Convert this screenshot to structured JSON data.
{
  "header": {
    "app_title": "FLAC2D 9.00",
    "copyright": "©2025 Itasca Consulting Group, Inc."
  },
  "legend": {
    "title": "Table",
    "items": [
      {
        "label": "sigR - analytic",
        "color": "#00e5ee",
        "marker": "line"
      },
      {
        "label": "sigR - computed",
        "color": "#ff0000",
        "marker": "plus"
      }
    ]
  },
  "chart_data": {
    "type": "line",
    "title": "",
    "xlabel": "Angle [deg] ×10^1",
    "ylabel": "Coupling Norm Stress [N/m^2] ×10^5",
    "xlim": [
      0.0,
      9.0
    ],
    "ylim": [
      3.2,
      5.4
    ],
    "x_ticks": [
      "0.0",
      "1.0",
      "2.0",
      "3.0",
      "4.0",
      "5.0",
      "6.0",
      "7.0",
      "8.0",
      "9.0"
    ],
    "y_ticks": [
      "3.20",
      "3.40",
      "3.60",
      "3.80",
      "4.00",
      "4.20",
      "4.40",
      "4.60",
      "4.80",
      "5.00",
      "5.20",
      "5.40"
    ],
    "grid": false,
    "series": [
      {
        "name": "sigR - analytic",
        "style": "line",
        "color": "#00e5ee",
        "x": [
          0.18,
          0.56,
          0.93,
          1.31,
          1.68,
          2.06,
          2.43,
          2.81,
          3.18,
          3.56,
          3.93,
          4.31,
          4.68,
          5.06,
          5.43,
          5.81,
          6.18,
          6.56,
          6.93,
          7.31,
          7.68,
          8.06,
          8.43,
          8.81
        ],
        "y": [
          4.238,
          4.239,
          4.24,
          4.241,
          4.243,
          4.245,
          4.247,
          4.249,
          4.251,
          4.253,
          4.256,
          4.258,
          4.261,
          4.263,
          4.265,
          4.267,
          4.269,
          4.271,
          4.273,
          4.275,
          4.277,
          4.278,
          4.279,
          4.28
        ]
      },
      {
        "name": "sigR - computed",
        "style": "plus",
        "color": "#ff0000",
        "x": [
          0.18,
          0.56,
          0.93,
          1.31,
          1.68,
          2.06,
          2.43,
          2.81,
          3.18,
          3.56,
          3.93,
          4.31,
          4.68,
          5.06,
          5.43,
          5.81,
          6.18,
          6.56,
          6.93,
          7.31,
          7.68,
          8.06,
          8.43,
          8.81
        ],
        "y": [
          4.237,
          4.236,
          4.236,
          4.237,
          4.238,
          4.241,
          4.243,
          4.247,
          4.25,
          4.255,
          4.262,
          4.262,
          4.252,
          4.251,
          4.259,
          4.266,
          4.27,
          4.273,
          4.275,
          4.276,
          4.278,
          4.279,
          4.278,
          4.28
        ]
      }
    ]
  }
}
━━━━━━━━
§ **Challenge**
State how many lines of the material contain the string "computed", with no other words.

§ **Response**
2